:: STATED EXERCISE ::
Copy out each line of the material below that holds the string "jalan".

Stored entries

------------------------------------

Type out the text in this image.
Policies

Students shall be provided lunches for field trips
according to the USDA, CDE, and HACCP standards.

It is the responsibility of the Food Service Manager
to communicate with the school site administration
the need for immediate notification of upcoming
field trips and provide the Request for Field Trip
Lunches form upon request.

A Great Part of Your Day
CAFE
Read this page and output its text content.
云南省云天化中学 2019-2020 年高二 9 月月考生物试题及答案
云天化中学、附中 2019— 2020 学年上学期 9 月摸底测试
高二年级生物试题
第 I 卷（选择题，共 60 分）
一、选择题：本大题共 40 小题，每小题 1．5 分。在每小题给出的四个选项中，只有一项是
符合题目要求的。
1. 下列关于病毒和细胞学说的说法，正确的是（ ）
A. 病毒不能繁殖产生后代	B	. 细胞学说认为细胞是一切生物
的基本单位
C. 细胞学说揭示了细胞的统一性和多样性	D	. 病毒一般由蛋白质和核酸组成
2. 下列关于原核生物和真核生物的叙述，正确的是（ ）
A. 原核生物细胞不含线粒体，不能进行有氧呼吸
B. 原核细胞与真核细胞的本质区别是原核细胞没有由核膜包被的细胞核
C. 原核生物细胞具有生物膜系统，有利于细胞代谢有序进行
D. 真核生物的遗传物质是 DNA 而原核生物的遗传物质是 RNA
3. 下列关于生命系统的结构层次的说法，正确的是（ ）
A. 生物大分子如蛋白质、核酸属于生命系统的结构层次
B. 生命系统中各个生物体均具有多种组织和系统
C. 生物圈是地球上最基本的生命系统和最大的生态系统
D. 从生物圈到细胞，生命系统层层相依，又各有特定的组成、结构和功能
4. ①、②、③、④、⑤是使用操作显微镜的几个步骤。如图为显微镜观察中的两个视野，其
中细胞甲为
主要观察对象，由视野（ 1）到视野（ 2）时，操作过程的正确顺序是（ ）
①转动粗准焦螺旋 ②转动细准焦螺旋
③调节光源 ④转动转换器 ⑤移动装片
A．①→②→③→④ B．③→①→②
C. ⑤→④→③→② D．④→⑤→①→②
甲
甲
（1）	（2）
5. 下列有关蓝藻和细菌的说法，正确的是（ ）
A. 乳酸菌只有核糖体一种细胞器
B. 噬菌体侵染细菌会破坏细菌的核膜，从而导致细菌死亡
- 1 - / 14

------------------------------------

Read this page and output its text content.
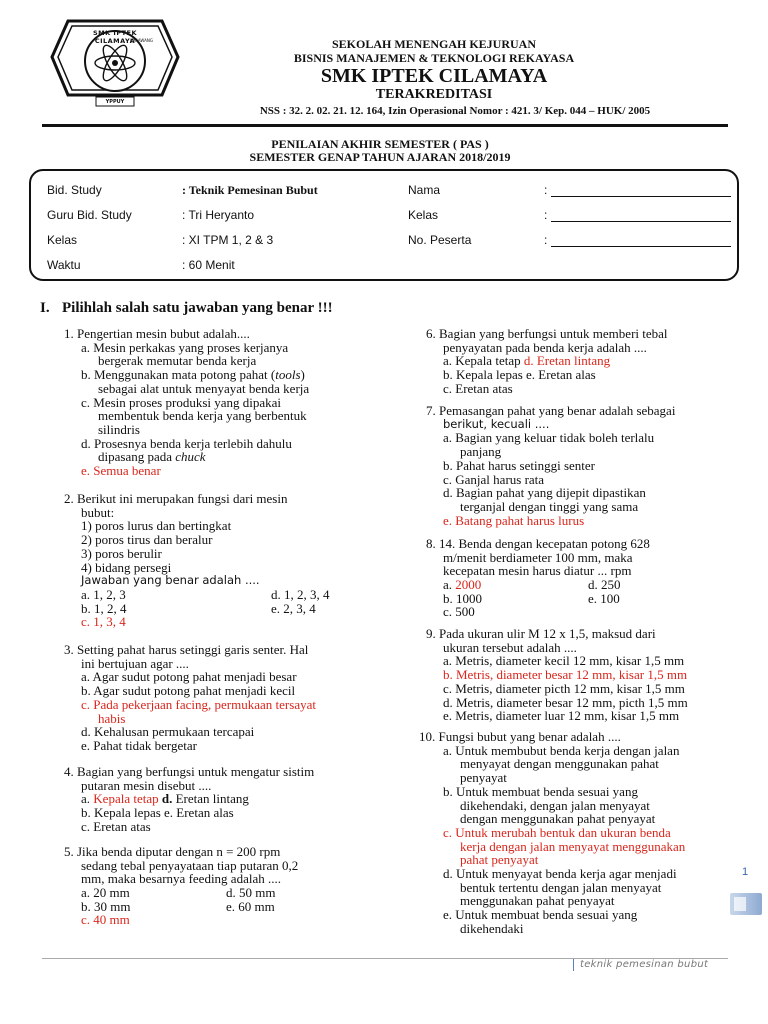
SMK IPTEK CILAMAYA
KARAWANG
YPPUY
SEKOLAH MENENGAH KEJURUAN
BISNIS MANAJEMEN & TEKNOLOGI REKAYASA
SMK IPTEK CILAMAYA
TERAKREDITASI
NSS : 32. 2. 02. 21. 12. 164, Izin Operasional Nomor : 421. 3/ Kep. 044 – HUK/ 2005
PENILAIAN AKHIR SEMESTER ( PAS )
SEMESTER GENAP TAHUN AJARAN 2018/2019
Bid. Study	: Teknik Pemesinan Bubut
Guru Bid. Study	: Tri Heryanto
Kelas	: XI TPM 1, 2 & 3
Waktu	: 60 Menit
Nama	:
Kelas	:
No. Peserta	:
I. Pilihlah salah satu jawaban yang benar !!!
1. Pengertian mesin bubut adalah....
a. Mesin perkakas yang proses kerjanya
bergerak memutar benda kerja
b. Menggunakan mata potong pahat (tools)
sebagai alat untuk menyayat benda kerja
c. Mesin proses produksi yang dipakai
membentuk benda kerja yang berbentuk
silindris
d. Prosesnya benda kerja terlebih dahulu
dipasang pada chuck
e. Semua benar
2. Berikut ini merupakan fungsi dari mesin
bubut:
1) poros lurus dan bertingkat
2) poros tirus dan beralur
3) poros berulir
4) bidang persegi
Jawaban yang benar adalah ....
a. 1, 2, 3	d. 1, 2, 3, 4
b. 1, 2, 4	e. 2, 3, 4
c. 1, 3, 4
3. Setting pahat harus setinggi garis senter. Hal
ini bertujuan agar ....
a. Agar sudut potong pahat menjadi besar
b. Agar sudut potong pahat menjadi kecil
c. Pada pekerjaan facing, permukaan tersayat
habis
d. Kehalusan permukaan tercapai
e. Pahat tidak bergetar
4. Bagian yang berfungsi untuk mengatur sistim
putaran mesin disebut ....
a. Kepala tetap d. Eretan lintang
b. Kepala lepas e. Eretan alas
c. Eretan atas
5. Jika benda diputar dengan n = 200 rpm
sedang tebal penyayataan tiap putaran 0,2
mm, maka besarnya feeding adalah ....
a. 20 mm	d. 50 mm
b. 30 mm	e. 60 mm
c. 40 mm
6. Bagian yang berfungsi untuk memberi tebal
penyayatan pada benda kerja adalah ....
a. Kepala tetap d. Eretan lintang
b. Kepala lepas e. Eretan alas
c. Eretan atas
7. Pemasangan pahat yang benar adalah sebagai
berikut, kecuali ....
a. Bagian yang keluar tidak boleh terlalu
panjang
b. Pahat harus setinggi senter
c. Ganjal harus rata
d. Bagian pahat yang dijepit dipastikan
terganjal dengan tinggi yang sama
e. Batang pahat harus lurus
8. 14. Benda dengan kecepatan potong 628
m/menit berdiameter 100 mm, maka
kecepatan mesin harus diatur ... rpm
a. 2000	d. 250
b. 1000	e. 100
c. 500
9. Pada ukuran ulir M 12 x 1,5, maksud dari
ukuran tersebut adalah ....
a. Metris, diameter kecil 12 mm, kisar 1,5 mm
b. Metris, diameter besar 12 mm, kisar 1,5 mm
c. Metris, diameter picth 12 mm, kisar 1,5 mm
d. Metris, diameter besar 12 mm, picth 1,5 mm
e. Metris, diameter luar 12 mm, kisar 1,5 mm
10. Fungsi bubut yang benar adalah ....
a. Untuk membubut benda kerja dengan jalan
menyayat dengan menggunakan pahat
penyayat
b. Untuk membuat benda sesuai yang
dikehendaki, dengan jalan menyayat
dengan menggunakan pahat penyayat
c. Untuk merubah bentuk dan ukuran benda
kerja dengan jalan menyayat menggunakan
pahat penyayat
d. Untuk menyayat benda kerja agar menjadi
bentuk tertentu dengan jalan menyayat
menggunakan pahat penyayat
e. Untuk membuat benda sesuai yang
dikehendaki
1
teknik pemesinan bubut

------------------------------------

:: RESULT OF THE EXERCISE ::
a. Untuk membubut benda kerja dengan jalan
dikehendaki, dengan jalan menyayat
kerja dengan jalan menyayat menggunakan
bentuk tertentu dengan jalan menyayat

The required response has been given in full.